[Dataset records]
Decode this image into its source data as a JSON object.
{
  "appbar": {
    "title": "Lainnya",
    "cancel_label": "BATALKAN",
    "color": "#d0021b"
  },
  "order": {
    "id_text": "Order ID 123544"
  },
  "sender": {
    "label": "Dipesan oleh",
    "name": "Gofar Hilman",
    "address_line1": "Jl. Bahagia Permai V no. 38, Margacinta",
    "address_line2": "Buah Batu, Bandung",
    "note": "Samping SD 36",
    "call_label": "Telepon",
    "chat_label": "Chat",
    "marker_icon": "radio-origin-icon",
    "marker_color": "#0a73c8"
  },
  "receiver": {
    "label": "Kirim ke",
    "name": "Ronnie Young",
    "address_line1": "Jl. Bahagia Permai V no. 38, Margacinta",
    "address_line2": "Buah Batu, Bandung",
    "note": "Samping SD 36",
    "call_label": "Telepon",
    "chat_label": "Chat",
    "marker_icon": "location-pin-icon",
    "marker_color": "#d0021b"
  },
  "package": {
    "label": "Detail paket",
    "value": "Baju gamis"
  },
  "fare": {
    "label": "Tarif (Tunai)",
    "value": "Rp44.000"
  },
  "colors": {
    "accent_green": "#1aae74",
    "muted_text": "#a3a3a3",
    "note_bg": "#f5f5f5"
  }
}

→ AIM
Go through the records and print each one exactly.

→ ANSWER TO THE TASK
Decode this image into its source data as a JSON object.
{
  "appbar": {
    "title": "Lainnya",
    "cancel_label": "BATALKAN",
    "color": "#d0021b"
  },
  "order": {
    "id_text": "Order ID 123544"
  },
  "sender": {
    "label": "Dipesan oleh",
    "name": "Gofar Hilman",
    "address_line1": "Jl. Bahagia Permai V no. 38, Margacinta",
    "address_line2": "Buah Batu, Bandung",
    "note": "Samping SD 36",
    "call_label": "Telepon",
    "chat_label": "Chat",
    "marker_icon": "radio-origin-icon",
    "marker_color": "#0a73c8"
  },
  "receiver": {
    "label": "Kirim ke",
    "name": "Ronnie Young",
    "address_line1": "Jl. Bahagia Permai V no. 38, Margacinta",
    "address_line2": "Buah Batu, Bandung",
    "note": "Samping SD 36",
    "call_label": "Telepon",
    "chat_label": "Chat",
    "marker_icon": "location-pin-icon",
    "marker_color": "#d0021b"
  },
  "package": {
    "label": "Detail paket",
    "value": "Baju gamis"
  },
  "fare": {
    "label": "Tarif (Tunai)",
    "value": "Rp44.000"
  },
  "colors": {
    "accent_green": "#1aae74",
    "muted_text": "#a3a3a3",
    "note_bg": "#f5f5f5"
  }
}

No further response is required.